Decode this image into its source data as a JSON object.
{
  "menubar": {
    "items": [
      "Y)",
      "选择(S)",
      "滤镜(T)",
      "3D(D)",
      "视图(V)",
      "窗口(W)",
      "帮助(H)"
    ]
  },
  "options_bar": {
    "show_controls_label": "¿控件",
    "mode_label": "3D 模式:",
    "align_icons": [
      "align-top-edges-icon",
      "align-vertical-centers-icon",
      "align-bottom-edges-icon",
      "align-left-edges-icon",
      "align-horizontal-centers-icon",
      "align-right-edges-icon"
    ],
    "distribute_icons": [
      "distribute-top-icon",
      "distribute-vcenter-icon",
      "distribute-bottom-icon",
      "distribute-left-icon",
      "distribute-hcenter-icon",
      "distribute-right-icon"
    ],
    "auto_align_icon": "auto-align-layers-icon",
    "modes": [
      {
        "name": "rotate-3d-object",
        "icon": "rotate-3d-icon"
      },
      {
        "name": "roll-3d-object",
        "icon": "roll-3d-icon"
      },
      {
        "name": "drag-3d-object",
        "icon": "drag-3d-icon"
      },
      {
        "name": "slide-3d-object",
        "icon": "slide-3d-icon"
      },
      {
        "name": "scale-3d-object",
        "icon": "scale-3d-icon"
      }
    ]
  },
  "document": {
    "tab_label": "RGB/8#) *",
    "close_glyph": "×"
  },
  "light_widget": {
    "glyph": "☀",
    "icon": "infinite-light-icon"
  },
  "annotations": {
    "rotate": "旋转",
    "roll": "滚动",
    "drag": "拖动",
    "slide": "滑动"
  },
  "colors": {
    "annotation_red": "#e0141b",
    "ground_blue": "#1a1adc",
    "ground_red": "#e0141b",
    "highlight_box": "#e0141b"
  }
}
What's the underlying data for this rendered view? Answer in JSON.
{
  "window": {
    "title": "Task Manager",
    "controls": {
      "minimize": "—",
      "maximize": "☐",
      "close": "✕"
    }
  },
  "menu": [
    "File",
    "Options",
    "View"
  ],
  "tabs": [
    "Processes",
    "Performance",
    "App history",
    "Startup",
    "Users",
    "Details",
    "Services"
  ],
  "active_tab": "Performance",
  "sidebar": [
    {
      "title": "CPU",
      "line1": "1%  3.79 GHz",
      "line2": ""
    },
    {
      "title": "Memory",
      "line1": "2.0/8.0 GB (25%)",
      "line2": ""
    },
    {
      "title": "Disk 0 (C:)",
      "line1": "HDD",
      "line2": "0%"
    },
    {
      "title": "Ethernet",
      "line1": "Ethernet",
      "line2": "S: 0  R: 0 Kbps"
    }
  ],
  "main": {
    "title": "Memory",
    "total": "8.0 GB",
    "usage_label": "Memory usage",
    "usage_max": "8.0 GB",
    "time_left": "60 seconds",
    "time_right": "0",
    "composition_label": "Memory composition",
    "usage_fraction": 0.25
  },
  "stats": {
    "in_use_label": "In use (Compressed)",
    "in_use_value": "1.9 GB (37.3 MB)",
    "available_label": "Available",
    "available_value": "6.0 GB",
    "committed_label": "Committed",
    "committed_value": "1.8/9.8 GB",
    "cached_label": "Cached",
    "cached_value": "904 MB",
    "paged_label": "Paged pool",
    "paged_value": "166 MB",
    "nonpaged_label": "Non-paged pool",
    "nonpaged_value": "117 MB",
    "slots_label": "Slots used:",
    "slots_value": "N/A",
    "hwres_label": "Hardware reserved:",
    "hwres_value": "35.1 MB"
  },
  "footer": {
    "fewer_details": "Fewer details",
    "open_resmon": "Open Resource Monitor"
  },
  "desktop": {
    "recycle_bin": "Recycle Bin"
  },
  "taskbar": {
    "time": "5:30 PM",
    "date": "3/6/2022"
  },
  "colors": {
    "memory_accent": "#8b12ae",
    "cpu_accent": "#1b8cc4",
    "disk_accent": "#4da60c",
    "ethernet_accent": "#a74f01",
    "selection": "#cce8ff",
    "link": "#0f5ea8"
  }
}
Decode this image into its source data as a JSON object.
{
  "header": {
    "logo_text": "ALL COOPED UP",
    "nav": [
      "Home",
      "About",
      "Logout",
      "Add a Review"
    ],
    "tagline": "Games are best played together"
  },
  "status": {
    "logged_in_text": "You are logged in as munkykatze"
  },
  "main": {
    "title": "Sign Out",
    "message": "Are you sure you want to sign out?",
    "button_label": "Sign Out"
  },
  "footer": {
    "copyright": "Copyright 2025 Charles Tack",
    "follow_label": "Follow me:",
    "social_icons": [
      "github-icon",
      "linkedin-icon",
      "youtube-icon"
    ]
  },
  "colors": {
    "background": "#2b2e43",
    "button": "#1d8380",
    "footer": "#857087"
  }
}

== == ==

*Your goal*: Reproduce every line of the material above exactly.

*Solution to this exercise*:
Decode this image into its source data as a JSON object.
{
  "menubar": {
    "items": [
      "Y)",
      "选择(S)",
      "滤镜(T)",
      "3D(D)",
      "视图(V)",
      "窗口(W)",
      "帮助(H)"
    ]
  },
  "options_bar": {
    "show_controls_label": "¿控件",
    "mode_label": "3D 模式:",
    "align_icons": [
      "align-top-edges-icon",
      "align-vertical-centers-icon",
      "align-bottom-edges-icon",
      "align-left-edges-icon",
      "align-horizontal-centers-icon",
      "align-right-edges-icon"
    ],
    "distribute_icons": [
      "distribute-top-icon",
      "distribute-vcenter-icon",
      "distribute-bottom-icon",
      "distribute-left-icon",
      "distribute-hcenter-icon",
      "distribute-right-icon"
    ],
    "auto_align_icon": "auto-align-layers-icon",
    "modes": [
      {
        "name": "rotate-3d-object",
        "icon": "rotate-3d-icon"
      },
      {
        "name": "roll-3d-object",
        "icon": "roll-3d-icon"
      },
      {
        "name": "drag-3d-object",
        "icon": "drag-3d-icon"
      },
      {
        "name": "slide-3d-object",
        "icon": "slide-3d-icon"
      },
      {
        "name": "scale-3d-object",
        "icon": "scale-3d-icon"
      }
    ]
  },
  "document": {
    "tab_label": "RGB/8#) *",
    "close_glyph": "×"
  },
  "light_widget": {
    "glyph": "☀",
    "icon": "infinite-light-icon"
  },
  "annotations": {
    "rotate": "旋转",
    "roll": "滚动",
    "drag": "拖动",
    "slide": "滑动"
  },
  "colors": {
    "annotation_red": "#e0141b",
    "ground_blue": "#1a1adc",
    "ground_red": "#e0141b",
    "highlight_box": "#e0141b"
  }
}
What's the underlying data for this rendered view? Answer in JSON.
{
  "window": {
    "title": "Task Manager",
    "controls": {
      "minimize": "—",
      "maximize": "☐",
      "close": "✕"
    }
  },
  "menu": [
    "File",
    "Options",
    "View"
  ],
  "tabs": [
    "Processes",
    "Performance",
    "App history",
    "Startup",
    "Users",
    "Details",
    "Services"
  ],
  "active_tab": "Performance",
  "sidebar": [
    {
      "title": "CPU",
      "line1": "1%  3.79 GHz",
      "line2": ""
    },
    {
      "title": "Memory",
      "line1": "2.0/8.0 GB (25%)",
      "line2": ""
    },
    {
      "title": "Disk 0 (C:)",
      "line1": "HDD",
      "line2": "0%"
    },
    {
      "title": "Ethernet",
      "line1": "Ethernet",
      "line2": "S: 0  R: 0 Kbps"
    }
  ],
  "main": {
    "title": "Memory",
    "total": "8.0 GB",
    "usage_label": "Memory usage",
    "usage_max": "8.0 GB",
    "time_left": "60 seconds",
    "time_right": "0",
    "composition_label": "Memory composition",
    "usage_fraction": 0.25
  },
  "stats": {
    "in_use_label": "In use (Compressed)",
    "in_use_value": "1.9 GB (37.3 MB)",
    "available_label": "Available",
    "available_value": "6.0 GB",
    "committed_label": "Committed",
    "committed_value": "1.8/9.8 GB",
    "cached_label": "Cached",
    "cached_value": "904 MB",
    "paged_label": "Paged pool",
    "paged_value": "166 MB",
    "nonpaged_label": "Non-paged pool",
    "nonpaged_value": "117 MB",
    "slots_label": "Slots used:",
    "slots_value": "N/A",
    "hwres_label": "Hardware reserved:",
    "hwres_value": "35.1 MB"
  },
  "footer": {
    "fewer_details": "Fewer details",
    "open_resmon": "Open Resource Monitor"
  },
  "desktop": {
    "recycle_bin": "Recycle Bin"
  },
  "taskbar": {
    "time": "5:30 PM",
    "date": "3/6/2022"
  },
  "colors": {
    "memory_accent": "#8b12ae",
    "cpu_accent": "#1b8cc4",
    "disk_accent": "#4da60c",
    "ethernet_accent": "#a74f01",
    "selection": "#cce8ff",
    "link": "#0f5ea8"
  }
}
Decode this image into its source data as a JSON object.
{
  "header": {
    "logo_text": "ALL COOPED UP",
    "nav": [
      "Home",
      "About",
      "Logout",
      "Add a Review"
    ],
    "tagline": "Games are best played together"
  },
  "status": {
    "logged_in_text": "You are logged in as munkykatze"
  },
  "main": {
    "title": "Sign Out",
    "message": "Are you sure you want to sign out?",
    "button_label": "Sign Out"
  },
  "footer": {
    "copyright": "Copyright 2025 Charles Tack",
    "follow_label": "Follow me:",
    "social_icons": [
      "github-icon",
      "linkedin-icon",
      "youtube-icon"
    ]
  },
  "colors": {
    "background": "#2b2e43",
    "button": "#1d8380",
    "footer": "#857087"
  }
}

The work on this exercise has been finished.